● **Problem**: Return the records exactly as they are.

● **Input for this task**:
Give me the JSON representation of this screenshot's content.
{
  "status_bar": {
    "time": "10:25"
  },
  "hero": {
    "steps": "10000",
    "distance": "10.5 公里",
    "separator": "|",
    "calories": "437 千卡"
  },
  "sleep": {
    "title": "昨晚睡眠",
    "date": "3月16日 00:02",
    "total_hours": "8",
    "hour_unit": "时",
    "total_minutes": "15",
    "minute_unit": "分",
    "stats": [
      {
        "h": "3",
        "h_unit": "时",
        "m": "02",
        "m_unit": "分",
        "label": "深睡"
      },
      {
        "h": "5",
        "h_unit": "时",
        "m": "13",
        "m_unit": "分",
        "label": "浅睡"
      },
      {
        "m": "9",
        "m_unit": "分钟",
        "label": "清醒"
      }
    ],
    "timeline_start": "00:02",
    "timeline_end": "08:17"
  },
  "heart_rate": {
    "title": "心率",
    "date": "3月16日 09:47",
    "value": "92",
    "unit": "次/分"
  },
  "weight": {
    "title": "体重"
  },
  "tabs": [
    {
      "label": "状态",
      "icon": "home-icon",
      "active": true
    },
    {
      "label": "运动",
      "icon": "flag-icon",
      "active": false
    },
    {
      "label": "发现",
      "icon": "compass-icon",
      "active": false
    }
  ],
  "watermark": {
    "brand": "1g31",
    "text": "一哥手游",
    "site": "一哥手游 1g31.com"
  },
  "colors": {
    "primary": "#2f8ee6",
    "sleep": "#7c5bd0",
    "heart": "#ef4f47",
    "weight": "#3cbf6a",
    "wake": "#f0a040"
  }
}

● **Written response**:
Give me the JSON representation of this screenshot's content.
{
  "status_bar": {
    "time": "10:25"
  },
  "hero": {
    "steps": "10000",
    "distance": "10.5 公里",
    "separator": "|",
    "calories": "437 千卡"
  },
  "sleep": {
    "title": "昨晚睡眠",
    "date": "3月16日 00:02",
    "total_hours": "8",
    "hour_unit": "时",
    "total_minutes": "15",
    "minute_unit": "分",
    "stats": [
      {
        "h": "3",
        "h_unit": "时",
        "m": "02",
        "m_unit": "分",
        "label": "深睡"
      },
      {
        "h": "5",
        "h_unit": "时",
        "m": "13",
        "m_unit": "分",
        "label": "浅睡"
      },
      {
        "m": "9",
        "m_unit": "分钟",
        "label": "清醒"
      }
    ],
    "timeline_start": "00:02",
    "timeline_end": "08:17"
  },
  "heart_rate": {
    "title": "心率",
    "date": "3月16日 09:47",
    "value": "92",
    "unit": "次/分"
  },
  "weight": {
    "title": "体重"
  },
  "tabs": [
    {
      "label": "状态",
      "icon": "home-icon",
      "active": true
    },
    {
      "label": "运动",
      "icon": "flag-icon",
      "active": false
    },
    {
      "label": "发现",
      "icon": "compass-icon",
      "active": false
    }
  ],
  "watermark": {
    "brand": "1g31",
    "text": "一哥手游",
    "site": "一哥手游 1g31.com"
  },
  "colors": {
    "primary": "#2f8ee6",
    "sleep": "#7c5bd0",
    "heart": "#ef4f47",
    "weight": "#3cbf6a",
    "wake": "#f0a040"
  }
}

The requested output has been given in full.